* _Task instructions_: Collect all lines from the records below that include the word "orientation".

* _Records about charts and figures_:
-------------------------

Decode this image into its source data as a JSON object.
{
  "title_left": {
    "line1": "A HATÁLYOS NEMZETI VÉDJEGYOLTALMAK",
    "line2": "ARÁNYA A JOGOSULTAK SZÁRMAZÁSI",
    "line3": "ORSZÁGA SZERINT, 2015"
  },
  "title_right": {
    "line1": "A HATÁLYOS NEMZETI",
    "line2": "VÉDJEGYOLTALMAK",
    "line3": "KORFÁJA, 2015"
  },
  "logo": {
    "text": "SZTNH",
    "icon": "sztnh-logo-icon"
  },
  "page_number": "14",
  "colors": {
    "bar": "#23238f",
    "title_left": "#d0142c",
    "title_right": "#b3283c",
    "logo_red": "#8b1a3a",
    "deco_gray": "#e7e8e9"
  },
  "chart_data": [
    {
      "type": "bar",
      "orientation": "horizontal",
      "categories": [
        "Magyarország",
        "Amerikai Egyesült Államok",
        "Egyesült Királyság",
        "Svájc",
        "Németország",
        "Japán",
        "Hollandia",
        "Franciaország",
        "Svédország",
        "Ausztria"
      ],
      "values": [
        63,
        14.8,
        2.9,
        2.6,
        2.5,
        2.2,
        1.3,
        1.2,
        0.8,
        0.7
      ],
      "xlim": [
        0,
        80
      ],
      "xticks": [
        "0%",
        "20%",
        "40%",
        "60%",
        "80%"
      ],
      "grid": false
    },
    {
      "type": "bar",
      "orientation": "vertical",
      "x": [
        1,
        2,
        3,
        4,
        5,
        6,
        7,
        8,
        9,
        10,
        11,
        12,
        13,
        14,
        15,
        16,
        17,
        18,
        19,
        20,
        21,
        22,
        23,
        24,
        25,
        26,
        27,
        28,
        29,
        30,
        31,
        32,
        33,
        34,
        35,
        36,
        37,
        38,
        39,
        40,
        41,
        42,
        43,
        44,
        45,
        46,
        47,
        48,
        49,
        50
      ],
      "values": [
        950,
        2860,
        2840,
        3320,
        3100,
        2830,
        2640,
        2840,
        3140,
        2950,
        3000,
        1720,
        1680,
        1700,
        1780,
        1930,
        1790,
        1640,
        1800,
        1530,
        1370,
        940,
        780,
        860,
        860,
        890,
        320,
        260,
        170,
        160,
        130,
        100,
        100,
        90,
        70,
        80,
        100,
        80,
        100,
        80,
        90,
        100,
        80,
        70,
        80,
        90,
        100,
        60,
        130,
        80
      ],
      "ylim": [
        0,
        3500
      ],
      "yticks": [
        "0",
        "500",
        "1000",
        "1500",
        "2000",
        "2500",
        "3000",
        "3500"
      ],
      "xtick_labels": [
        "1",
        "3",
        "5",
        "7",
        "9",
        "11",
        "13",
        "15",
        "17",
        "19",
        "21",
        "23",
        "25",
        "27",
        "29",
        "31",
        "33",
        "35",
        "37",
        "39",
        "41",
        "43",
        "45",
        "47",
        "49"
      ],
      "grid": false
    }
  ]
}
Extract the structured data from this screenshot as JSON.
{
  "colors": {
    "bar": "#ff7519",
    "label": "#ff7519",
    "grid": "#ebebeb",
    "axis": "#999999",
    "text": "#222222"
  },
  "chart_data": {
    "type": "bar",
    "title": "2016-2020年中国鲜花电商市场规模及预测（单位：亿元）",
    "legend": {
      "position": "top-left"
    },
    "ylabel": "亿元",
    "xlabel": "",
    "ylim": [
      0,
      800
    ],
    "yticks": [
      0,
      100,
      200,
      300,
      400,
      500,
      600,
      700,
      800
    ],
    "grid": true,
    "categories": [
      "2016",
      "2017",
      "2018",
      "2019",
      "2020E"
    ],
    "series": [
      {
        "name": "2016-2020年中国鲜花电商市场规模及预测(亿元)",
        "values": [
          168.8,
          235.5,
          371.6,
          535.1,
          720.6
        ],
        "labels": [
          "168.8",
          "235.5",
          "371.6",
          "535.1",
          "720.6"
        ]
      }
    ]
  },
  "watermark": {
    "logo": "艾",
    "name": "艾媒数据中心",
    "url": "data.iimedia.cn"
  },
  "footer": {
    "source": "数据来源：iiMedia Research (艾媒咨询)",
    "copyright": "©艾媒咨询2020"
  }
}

-------------------------

* _Result for this task_:
      "orientation": "horizontal",
      "orientation": "vertical",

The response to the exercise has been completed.